begin Entries
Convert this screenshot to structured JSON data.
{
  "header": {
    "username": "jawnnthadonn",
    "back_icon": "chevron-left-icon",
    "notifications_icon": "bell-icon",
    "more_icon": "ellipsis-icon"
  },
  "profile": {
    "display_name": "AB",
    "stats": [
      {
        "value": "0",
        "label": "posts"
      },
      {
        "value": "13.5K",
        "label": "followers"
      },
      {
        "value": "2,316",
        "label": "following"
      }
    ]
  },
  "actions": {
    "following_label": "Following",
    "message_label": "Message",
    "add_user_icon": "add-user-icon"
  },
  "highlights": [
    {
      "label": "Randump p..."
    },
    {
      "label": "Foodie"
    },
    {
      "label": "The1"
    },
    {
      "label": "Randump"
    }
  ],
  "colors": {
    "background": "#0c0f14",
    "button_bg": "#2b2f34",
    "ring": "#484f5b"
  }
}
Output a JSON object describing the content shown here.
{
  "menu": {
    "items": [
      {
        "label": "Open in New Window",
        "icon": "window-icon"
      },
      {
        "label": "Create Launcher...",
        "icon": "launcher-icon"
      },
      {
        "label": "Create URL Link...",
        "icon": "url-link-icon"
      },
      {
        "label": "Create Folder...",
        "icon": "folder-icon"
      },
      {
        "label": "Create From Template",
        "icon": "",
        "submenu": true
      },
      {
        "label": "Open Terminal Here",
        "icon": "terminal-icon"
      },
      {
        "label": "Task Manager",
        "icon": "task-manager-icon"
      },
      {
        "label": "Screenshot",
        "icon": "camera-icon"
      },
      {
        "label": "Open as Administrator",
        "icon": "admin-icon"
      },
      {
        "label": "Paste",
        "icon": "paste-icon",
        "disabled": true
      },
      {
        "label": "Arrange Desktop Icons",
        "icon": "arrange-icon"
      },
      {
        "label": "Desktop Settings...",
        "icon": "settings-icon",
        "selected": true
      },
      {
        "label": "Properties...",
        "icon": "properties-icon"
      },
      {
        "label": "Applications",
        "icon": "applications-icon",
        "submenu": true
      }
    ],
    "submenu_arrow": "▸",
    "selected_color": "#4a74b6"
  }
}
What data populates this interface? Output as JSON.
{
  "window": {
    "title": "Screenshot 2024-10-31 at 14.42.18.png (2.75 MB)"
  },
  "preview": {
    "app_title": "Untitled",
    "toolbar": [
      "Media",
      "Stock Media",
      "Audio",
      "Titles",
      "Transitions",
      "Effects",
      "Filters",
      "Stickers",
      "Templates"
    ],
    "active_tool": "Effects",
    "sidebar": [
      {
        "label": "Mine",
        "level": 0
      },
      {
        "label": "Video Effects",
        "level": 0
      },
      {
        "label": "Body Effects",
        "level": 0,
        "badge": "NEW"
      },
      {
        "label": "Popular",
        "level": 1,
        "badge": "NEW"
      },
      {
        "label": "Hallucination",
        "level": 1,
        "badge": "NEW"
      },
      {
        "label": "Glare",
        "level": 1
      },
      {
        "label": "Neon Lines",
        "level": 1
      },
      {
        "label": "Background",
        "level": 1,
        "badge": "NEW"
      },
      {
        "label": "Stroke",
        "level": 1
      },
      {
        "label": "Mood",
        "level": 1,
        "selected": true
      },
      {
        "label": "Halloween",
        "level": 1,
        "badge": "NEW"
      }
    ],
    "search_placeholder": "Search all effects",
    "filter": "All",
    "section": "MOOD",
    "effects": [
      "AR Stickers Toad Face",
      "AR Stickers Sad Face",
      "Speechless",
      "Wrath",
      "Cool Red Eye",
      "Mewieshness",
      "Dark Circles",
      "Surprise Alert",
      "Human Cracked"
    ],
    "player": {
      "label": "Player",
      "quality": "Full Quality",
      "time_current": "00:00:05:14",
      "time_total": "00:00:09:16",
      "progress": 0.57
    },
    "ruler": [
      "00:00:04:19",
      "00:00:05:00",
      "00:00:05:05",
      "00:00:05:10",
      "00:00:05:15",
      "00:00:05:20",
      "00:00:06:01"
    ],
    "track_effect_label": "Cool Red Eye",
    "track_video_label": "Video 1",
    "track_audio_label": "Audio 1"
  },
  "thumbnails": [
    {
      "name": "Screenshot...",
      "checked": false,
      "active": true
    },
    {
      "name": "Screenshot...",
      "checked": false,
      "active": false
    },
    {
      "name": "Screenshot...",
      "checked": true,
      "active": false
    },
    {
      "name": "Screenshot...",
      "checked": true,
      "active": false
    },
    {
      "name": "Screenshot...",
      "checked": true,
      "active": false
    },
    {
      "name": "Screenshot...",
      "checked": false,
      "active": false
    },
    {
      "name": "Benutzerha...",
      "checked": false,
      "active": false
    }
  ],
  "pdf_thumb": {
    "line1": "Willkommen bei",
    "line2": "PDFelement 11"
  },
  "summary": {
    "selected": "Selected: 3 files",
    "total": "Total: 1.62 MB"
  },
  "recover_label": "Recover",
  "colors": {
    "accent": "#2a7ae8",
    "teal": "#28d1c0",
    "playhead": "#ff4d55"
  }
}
end Entries
Each entry must be reproduced verbatim.

Convert this screenshot to structured JSON data.
{
  "header": {
    "username": "jawnnthadonn",
    "back_icon": "chevron-left-icon",
    "notifications_icon": "bell-icon",
    "more_icon": "ellipsis-icon"
  },
  "profile": {
    "display_name": "AB",
    "stats": [
      {
        "value": "0",
        "label": "posts"
      },
      {
        "value": "13.5K",
        "label": "followers"
      },
      {
        "value": "2,316",
        "label": "following"
      }
    ]
  },
  "actions": {
    "following_label": "Following",
    "message_label": "Message",
    "add_user_icon": "add-user-icon"
  },
  "highlights": [
    {
      "label": "Randump p..."
    },
    {
      "label": "Foodie"
    },
    {
      "label": "The1"
    },
    {
      "label": "Randump"
    }
  ],
  "colors": {
    "background": "#0c0f14",
    "button_bg": "#2b2f34",
    "ring": "#484f5b"
  }
}
Output a JSON object describing the content shown here.
{
  "menu": {
    "items": [
      {
        "label": "Open in New Window",
        "icon": "window-icon"
      },
      {
        "label": "Create Launcher...",
        "icon": "launcher-icon"
      },
      {
        "label": "Create URL Link...",
        "icon": "url-link-icon"
      },
      {
        "label": "Create Folder...",
        "icon": "folder-icon"
      },
      {
        "label": "Create From Template",
        "icon": "",
        "submenu": true
      },
      {
        "label": "Open Terminal Here",
        "icon": "terminal-icon"
      },
      {
        "label": "Task Manager",
        "icon": "task-manager-icon"
      },
      {
        "label": "Screenshot",
        "icon": "camera-icon"
      },
      {
        "label": "Open as Administrator",
        "icon": "admin-icon"
      },
      {
        "label": "Paste",
        "icon": "paste-icon",
        "disabled": true
      },
      {
        "label": "Arrange Desktop Icons",
        "icon": "arrange-icon"
      },
      {
        "label": "Desktop Settings...",
        "icon": "settings-icon",
        "selected": true
      },
      {
        "label": "Properties...",
        "icon": "properties-icon"
      },
      {
        "label": "Applications",
        "icon": "applications-icon",
        "submenu": true
      }
    ],
    "submenu_arrow": "▸",
    "selected_color": "#4a74b6"
  }
}
What data populates this interface? Output as JSON.
{
  "window": {
    "title": "Screenshot 2024-10-31 at 14.42.18.png (2.75 MB)"
  },
  "preview": {
    "app_title": "Untitled",
    "toolbar": [
      "Media",
      "Stock Media",
      "Audio",
      "Titles",
      "Transitions",
      "Effects",
      "Filters",
      "Stickers",
      "Templates"
    ],
    "active_tool": "Effects",
    "sidebar": [
      {
        "label": "Mine",
        "level": 0
      },
      {
        "label": "Video Effects",
        "level": 0
      },
      {
        "label": "Body Effects",
        "level": 0,
        "badge": "NEW"
      },
      {
        "label": "Popular",
        "level": 1,
        "badge": "NEW"
      },
      {
        "label": "Hallucination",
        "level": 1,
        "badge": "NEW"
      },
      {
        "label": "Glare",
        "level": 1
      },
      {
        "label": "Neon Lines",
        "level": 1
      },
      {
        "label": "Background",
        "level": 1,
        "badge": "NEW"
      },
      {
        "label": "Stroke",
        "level": 1
      },
      {
        "label": "Mood",
        "level": 1,
        "selected": true
      },
      {
        "label": "Halloween",
        "level": 1,
        "badge": "NEW"
      }
    ],
    "search_placeholder": "Search all effects",
    "filter": "All",
    "section": "MOOD",
    "effects": [
      "AR Stickers Toad Face",
      "AR Stickers Sad Face",
      "Speechless",
      "Wrath",
      "Cool Red Eye",
      "Mewieshness",
      "Dark Circles",
      "Surprise Alert",
      "Human Cracked"
    ],
    "player": {
      "label": "Player",
      "quality": "Full Quality",
      "time_current": "00:00:05:14",
      "time_total": "00:00:09:16",
      "progress": 0.57
    },
    "ruler": [
      "00:00:04:19",
      "00:00:05:00",
      "00:00:05:05",
      "00:00:05:10",
      "00:00:05:15",
      "00:00:05:20",
      "00:00:06:01"
    ],
    "track_effect_label": "Cool Red Eye",
    "track_video_label": "Video 1",
    "track_audio_label": "Audio 1"
  },
  "thumbnails": [
    {
      "name": "Screenshot...",
      "checked": false,
      "active": true
    },
    {
      "name": "Screenshot...",
      "checked": false,
      "active": false
    },
    {
      "name": "Screenshot...",
      "checked": true,
      "active": false
    },
    {
      "name": "Screenshot...",
      "checked": true,
      "active": false
    },
    {
      "name": "Screenshot...",
      "checked": true,
      "active": false
    },
    {
      "name": "Screenshot...",
      "checked": false,
      "active": false
    },
    {
      "name": "Benutzerha...",
      "checked": false,
      "active": false
    }
  ],
  "pdf_thumb": {
    "line1": "Willkommen bei",
    "line2": "PDFelement 11"
  },
  "summary": {
    "selected": "Selected: 3 files",
    "total": "Total: 1.62 MB"
  },
  "recover_label": "Recover",
  "colors": {
    "accent": "#2a7ae8",
    "teal": "#28d1c0",
    "playhead": "#ff4d55"
  }
}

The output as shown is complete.